┌──

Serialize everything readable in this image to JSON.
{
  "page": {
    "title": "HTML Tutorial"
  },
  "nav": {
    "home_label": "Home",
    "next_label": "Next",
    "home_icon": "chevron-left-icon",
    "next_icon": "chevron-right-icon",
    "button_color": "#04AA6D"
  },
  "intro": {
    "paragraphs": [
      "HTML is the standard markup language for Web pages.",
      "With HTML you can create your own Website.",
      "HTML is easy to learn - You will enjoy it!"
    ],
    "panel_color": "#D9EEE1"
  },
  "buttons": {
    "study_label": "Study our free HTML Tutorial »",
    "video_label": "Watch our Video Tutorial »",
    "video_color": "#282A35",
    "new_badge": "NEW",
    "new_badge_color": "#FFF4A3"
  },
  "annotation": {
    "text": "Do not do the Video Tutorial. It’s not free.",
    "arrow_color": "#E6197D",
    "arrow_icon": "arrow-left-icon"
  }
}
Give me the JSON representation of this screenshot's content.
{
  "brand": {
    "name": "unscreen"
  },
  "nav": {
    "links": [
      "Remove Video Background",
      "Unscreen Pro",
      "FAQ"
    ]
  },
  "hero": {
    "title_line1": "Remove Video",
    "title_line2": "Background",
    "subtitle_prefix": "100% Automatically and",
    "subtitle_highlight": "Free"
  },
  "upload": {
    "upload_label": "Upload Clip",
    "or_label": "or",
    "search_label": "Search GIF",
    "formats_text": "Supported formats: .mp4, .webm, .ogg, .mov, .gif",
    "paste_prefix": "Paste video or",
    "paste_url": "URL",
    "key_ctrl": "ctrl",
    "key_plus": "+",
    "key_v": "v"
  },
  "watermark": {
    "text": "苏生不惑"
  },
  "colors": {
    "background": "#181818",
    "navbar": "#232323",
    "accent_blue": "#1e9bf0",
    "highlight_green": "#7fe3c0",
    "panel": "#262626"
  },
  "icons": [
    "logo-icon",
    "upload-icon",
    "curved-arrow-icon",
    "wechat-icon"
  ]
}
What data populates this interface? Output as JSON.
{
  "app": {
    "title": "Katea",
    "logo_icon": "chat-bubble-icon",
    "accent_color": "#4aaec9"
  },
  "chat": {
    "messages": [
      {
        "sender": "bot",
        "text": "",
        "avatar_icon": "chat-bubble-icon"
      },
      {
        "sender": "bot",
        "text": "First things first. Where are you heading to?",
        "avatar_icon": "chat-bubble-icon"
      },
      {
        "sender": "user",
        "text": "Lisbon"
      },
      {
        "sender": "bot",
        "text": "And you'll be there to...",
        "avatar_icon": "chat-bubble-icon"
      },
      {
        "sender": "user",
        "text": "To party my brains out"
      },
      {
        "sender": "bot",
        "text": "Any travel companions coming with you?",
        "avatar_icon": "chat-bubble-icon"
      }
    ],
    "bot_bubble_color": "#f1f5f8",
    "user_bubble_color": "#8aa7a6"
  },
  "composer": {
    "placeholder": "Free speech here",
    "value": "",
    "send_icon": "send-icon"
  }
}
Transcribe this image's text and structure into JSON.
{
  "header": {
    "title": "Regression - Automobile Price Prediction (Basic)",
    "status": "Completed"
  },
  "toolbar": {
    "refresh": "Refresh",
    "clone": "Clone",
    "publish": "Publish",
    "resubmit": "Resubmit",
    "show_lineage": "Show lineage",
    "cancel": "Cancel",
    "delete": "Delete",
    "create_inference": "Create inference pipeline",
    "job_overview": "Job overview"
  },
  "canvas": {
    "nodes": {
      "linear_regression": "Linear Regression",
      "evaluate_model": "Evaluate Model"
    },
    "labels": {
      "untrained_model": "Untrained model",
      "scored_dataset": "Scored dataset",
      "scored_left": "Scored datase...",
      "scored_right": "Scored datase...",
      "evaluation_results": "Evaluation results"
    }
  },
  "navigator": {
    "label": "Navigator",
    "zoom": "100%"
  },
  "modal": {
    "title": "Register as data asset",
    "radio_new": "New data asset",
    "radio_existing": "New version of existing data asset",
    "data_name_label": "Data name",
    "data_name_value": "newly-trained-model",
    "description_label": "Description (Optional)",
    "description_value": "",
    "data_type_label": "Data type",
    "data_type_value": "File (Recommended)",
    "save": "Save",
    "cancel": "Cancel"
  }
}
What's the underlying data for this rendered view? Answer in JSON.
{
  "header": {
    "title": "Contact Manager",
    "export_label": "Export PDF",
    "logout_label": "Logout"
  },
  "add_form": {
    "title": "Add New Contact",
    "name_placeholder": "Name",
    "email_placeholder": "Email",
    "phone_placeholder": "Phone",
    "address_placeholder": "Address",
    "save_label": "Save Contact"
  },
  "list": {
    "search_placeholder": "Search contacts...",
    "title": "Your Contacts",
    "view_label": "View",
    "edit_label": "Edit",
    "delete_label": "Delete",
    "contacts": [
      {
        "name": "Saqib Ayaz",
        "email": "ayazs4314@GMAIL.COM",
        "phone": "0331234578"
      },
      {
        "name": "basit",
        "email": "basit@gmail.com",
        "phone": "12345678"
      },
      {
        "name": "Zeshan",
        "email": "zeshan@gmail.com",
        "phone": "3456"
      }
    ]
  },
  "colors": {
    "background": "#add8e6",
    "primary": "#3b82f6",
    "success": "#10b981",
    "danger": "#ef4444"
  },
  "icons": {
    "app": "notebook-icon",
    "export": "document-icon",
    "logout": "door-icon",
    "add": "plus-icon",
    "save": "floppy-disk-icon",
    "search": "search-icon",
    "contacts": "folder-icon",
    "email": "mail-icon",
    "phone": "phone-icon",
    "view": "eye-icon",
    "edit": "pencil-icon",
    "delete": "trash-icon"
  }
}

└──

## Instructions for the task:
Reproduce each entry from the records above, character for character.

## Solution to this task:
Serialize everything readable in this image to JSON.
{
  "page": {
    "title": "HTML Tutorial"
  },
  "nav": {
    "home_label": "Home",
    "next_label": "Next",
    "home_icon": "chevron-left-icon",
    "next_icon": "chevron-right-icon",
    "button_color": "#04AA6D"
  },
  "intro": {
    "paragraphs": [
      "HTML is the standard markup language for Web pages.",
      "With HTML you can create your own Website.",
      "HTML is easy to learn - You will enjoy it!"
    ],
    "panel_color": "#D9EEE1"
  },
  "buttons": {
    "study_label": "Study our free HTML Tutorial »",
    "video_label": "Watch our Video Tutorial »",
    "video_color": "#282A35",
    "new_badge": "NEW",
    "new_badge_color": "#FFF4A3"
  },
  "annotation": {
    "text": "Do not do the Video Tutorial. It’s not free.",
    "arrow_color": "#E6197D",
    "arrow_icon": "arrow-left-icon"
  }
}
Give me the JSON representation of this screenshot's content.
{
  "brand": {
    "name": "unscreen"
  },
  "nav": {
    "links": [
      "Remove Video Background",
      "Unscreen Pro",
      "FAQ"
    ]
  },
  "hero": {
    "title_line1": "Remove Video",
    "title_line2": "Background",
    "subtitle_prefix": "100% Automatically and",
    "subtitle_highlight": "Free"
  },
  "upload": {
    "upload_label": "Upload Clip",
    "or_label": "or",
    "search_label": "Search GIF",
    "formats_text": "Supported formats: .mp4, .webm, .ogg, .mov, .gif",
    "paste_prefix": "Paste video or",
    "paste_url": "URL",
    "key_ctrl": "ctrl",
    "key_plus": "+",
    "key_v": "v"
  },
  "watermark": {
    "text": "苏生不惑"
  },
  "colors": {
    "background": "#181818",
    "navbar": "#232323",
    "accent_blue": "#1e9bf0",
    "highlight_green": "#7fe3c0",
    "panel": "#262626"
  },
  "icons": [
    "logo-icon",
    "upload-icon",
    "curved-arrow-icon",
    "wechat-icon"
  ]
}
What data populates this interface? Output as JSON.
{
  "app": {
    "title": "Katea",
    "logo_icon": "chat-bubble-icon",
    "accent_color": "#4aaec9"
  },
  "chat": {
    "messages": [
      {
        "sender": "bot",
        "text": "",
        "avatar_icon": "chat-bubble-icon"
      },
      {
        "sender": "bot",
        "text": "First things first. Where are you heading to?",
        "avatar_icon": "chat-bubble-icon"
      },
      {
        "sender": "user",
        "text": "Lisbon"
      },
      {
        "sender": "bot",
        "text": "And you'll be there to...",
        "avatar_icon": "chat-bubble-icon"
      },
      {
        "sender": "user",
        "text": "To party my brains out"
      },
      {
        "sender": "bot",
        "text": "Any travel companions coming with you?",
        "avatar_icon": "chat-bubble-icon"
      }
    ],
    "bot_bubble_color": "#f1f5f8",
    "user_bubble_color": "#8aa7a6"
  },
  "composer": {
    "placeholder": "Free speech here",
    "value": "",
    "send_icon": "send-icon"
  }
}
Transcribe this image's text and structure into JSON.
{
  "header": {
    "title": "Regression - Automobile Price Prediction (Basic)",
    "status": "Completed"
  },
  "toolbar": {
    "refresh": "Refresh",
    "clone": "Clone",
    "publish": "Publish",
    "resubmit": "Resubmit",
    "show_lineage": "Show lineage",
    "cancel": "Cancel",
    "delete": "Delete",
    "create_inference": "Create inference pipeline",
    "job_overview": "Job overview"
  },
  "canvas": {
    "nodes": {
      "linear_regression": "Linear Regression",
      "evaluate_model": "Evaluate Model"
    },
    "labels": {
      "untrained_model": "Untrained model",
      "scored_dataset": "Scored dataset",
      "scored_left": "Scored datase...",
      "scored_right": "Scored datase...",
      "evaluation_results": "Evaluation results"
    }
  },
  "navigator": {
    "label": "Navigator",
    "zoom": "100%"
  },
  "modal": {
    "title": "Register as data asset",
    "radio_new": "New data asset",
    "radio_existing": "New version of existing data asset",
    "data_name_label": "Data name",
    "data_name_value": "newly-trained-model",
    "description_label": "Description (Optional)",
    "description_value": "",
    "data_type_label": "Data type",
    "data_type_value": "File (Recommended)",
    "save": "Save",
    "cancel": "Cancel"
  }
}
What's the underlying data for this rendered view? Answer in JSON.
{
  "header": {
    "title": "Contact Manager",
    "export_label": "Export PDF",
    "logout_label": "Logout"
  },
  "add_form": {
    "title": "Add New Contact",
    "name_placeholder": "Name",
    "email_placeholder": "Email",
    "phone_placeholder": "Phone",
    "address_placeholder": "Address",
    "save_label": "Save Contact"
  },
  "list": {
    "search_placeholder": "Search contacts...",
    "title": "Your Contacts",
    "view_label": "View",
    "edit_label": "Edit",
    "delete_label": "Delete",
    "contacts": [
      {
        "name": "Saqib Ayaz",
        "email": "ayazs4314@GMAIL.COM",
        "phone": "0331234578"
      },
      {
        "name": "basit",
        "email": "basit@gmail.com",
        "phone": "12345678"
      },
      {
        "name": "Zeshan",
        "email": "zeshan@gmail.com",
        "phone": "3456"
      }
    ]
  },
  "colors": {
    "background": "#add8e6",
    "primary": "#3b82f6",
    "success": "#10b981",
    "danger": "#ef4444"
  },
  "icons": {
    "app": "notebook-icon",
    "export": "document-icon",
    "logout": "door-icon",
    "add": "plus-icon",
    "save": "floppy-disk-icon",
    "search": "search-icon",
    "contacts": "folder-icon",
    "email": "mail-icon",
    "phone": "phone-icon",
    "view": "eye-icon",
    "edit": "pencil-icon",
    "delete": "trash-icon"
  }
}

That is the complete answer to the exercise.